_Exercise goal_
Pick up the exhibition text on New Zealanders traveling overseas after its last sentence and keep it going.
══ Source extract
New Zealanders Travelling Overseas
A New Zealand term, first used by lecturer John Muirhead in the 1960s and popularised by writer Tom Scott in the 1970s, “The Big OE” describes the post-war travel habit of young New Zealanders heading off on an overseas adventure which often lasted a few years.
However, New Zealanders have been filled with curiosity about the wider world for longer than that, ever since early Māori encountered Europeans, and have shown themselves eager to explore beyond these shores.
For this reason our exhibition applies the term “OE” to earlier New Zealanders’ travelling experiences, rather than the classic young person’s OE of modern fame.
The exhibition records many journeys for a variety of reasons - for work, holiday, culture and recognition, as well as war. The diaries, maps, brochures, scrapbooks and photographs included here are souvenirs of particular journeys which are held in Auckland Libraries’ Sir George Grey Special Collections. We hope they inspire - or trigger memories of - your own journeys.See Exhibition details
Getting There is Half the Fun
The details of overseas journeys – tickets, maps, passport stamps – form the texture of our experiences and although they seem ephemeral, can offer links to a whole host of memories.
Common items that remind us of our journeys, rather than the destinations, can take on unexpected significance, from a simple baggage tag to a paper streamer and deck of cards.
Selected here are some examples of small items kept by Kiwi travellers and donated to Sir George Grey Special Collections as part of treasured collections of travel ephemera.
June Bennett’s passport was issued in 1955, after the New Zealand Citizenship Act of 1948. Travelling through Europe in 1955 and 1956, she was still a British subject, but also a New Zealand citizen.
‘British’ disappeared from the cover of New Zealand passports in 1964, although New Zealanders remained British subjects officially until the end of 1982.
For most of New Zealand’s history any travellers leaving the country had to go by sea.
The ritual of leaving port involved ships’ horns sounding, bands playing ‘Now is the hour’ and numerous paper streamers stretching between the ship and the loved ones on shore.
The New Zealand Shipping Company was one of the main shipping lines travelling between Britain and New Zealand, bringing immigrants one way, and taking travellers on the return journey. The company prided itself on the standard of accommodation it provided in its new liners.
The first overseas commercial passenger flight from New Zealand took off from Mechanics Bay, Auckland on 30 April 1940. During the nine-hour flight to Sydney, passengers were provided with a hot meal, cards and board games. The service was run by Tasman Empire Airlines Limited (TEAL), renamed Air New Zealand in 1965.
════
══ Material shown
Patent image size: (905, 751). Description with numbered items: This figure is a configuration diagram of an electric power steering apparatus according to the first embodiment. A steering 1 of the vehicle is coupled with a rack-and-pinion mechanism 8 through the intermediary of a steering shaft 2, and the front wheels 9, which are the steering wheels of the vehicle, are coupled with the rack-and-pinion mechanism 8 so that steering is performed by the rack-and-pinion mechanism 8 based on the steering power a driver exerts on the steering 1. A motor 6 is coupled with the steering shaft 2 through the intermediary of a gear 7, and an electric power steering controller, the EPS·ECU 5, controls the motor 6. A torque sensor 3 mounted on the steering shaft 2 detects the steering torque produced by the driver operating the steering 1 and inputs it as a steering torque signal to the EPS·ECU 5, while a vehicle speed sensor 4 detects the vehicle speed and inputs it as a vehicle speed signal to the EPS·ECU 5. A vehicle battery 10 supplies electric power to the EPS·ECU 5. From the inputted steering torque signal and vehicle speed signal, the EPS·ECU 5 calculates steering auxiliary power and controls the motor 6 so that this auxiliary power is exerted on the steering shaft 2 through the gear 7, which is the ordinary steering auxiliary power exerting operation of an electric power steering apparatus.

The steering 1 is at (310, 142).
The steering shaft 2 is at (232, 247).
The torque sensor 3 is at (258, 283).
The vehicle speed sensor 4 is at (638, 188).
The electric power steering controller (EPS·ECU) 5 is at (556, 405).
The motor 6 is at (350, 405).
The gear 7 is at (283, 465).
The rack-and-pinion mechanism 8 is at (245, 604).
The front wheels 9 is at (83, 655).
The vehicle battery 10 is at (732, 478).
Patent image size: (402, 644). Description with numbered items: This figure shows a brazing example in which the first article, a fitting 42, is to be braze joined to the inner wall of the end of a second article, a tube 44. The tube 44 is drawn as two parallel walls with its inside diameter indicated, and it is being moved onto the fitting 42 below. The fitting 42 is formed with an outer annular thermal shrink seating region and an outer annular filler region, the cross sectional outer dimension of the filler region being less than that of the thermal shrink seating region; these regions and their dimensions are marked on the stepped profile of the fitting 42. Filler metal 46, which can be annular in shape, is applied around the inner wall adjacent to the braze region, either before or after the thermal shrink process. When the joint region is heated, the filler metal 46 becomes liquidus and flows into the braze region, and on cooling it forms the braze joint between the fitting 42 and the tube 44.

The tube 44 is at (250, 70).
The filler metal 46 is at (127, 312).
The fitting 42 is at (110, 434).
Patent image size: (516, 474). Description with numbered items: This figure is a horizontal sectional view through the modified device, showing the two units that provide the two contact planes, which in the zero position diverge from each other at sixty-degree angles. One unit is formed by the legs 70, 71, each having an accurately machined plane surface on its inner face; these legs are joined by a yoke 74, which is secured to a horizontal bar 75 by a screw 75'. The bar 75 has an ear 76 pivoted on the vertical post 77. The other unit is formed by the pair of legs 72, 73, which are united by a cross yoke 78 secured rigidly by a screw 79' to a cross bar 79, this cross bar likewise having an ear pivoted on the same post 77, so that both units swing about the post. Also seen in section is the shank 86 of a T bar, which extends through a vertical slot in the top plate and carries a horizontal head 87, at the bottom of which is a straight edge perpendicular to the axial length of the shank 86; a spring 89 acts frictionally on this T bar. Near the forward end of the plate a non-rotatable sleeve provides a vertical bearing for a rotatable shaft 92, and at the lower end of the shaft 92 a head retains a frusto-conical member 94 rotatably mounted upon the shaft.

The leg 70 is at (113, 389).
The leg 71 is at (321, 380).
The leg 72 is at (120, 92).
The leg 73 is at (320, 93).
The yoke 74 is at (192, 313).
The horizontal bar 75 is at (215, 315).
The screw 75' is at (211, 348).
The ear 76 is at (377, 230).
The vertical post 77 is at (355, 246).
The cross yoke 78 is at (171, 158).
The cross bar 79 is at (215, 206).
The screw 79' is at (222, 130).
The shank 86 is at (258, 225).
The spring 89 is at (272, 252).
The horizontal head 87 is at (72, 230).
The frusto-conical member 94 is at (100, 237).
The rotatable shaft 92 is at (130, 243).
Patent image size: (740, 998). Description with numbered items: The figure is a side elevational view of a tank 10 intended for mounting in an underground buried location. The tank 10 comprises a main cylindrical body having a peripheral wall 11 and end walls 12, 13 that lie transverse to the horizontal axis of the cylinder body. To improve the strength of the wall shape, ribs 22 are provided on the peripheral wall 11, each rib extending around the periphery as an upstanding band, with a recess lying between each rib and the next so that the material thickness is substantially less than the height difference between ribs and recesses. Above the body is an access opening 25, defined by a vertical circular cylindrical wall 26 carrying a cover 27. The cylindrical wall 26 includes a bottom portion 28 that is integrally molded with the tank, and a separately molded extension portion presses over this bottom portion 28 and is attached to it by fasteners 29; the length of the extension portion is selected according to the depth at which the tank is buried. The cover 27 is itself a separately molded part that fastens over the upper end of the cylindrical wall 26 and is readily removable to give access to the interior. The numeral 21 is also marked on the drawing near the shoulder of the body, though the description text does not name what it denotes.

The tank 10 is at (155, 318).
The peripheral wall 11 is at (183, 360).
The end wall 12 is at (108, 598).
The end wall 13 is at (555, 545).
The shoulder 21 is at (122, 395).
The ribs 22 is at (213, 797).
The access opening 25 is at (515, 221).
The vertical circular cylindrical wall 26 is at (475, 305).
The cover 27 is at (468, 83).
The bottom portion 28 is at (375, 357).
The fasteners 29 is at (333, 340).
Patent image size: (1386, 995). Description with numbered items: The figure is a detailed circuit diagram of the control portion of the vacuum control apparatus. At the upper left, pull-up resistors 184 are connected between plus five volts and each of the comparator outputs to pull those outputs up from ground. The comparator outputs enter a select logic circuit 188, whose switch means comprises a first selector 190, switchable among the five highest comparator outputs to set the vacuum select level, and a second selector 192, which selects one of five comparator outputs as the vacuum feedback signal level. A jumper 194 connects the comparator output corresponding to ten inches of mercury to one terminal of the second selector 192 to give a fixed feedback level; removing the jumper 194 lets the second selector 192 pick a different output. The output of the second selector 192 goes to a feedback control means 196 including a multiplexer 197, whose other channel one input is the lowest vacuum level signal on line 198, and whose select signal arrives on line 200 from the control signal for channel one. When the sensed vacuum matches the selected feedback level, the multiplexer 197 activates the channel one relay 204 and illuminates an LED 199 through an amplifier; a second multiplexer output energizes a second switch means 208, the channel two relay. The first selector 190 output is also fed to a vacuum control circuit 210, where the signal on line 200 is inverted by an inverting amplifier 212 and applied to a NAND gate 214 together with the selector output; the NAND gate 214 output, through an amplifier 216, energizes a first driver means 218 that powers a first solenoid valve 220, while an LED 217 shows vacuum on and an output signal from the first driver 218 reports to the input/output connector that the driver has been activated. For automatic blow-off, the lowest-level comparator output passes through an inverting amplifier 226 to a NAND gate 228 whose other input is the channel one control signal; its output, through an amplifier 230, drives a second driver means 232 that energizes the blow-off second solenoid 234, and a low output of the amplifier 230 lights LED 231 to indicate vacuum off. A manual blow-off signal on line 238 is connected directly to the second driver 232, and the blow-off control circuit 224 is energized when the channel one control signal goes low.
════
_Reply_
Later in 1940, the first air route between New Zealand and America was begun by Pan American Airways (Pan Am). Connecting Auckland to San Francisco, the journey took four days to complete. This service was interrupted by the war but flourished after.
Despite these regular international flight services, it was not until the 1970s that travellers started to use flying as the main mode of transport for their OEs. And it was not until 1982 that Air New Zealand began offering a direct route from Auckland to London, on its first jumbo Jet. Prior to this most flights took substantially longer – one route, nine stopovers, 33 hours of flight time.
London has been the starting point and often the major drawcard for most travellers beginning their OE. As New Zealanders were British subjects, they had privileged entry rights until regulations in 1972 introduced Ancestry visas and working holiday permits.
This is the classic tourist’s guide to London with its map of key sights and famous landmarks.
A Working OE on the South African Frontier
Mary Parker, known as Nan, was one of 20 teachers to be recruited from New Zealand to establish schools for dispossessed Boer women and children near the close of the South African war.
Life was challenging in the refugee camps but Nan was fascinated by the “strangeness“ of the country and its wonderful landscapes, plants and animals. She often wrote of her experiences on the Veldt, and her interactions with people.
Nan returned to New Zealand and a collection of her letters, postcards and memorabila were donated to Sir George Grey Special collections.
Although recorded more than a century ago, many of Nan’s observations capture the timelessness of a young traveller’s wonder.
During the South African War of 1899-1902, British troops countered the Boer strategy of guerilla warfare by destroying livestock and crops, burning farms, and cutting off supplies. As a result of this, more than 130,000 dispossessed Boer women and children were interned in Burgher camps.
To increase the number of schools in the camps, the British authorities recruited teachers from Britain and the colonies of Australia, Canada and New Zealand. Applicants were required to have several years experience of “infant work” and a sound constitution. Those selected were offered a contract for one year at a salary of £100 plus food, accommodation and return travel expenses.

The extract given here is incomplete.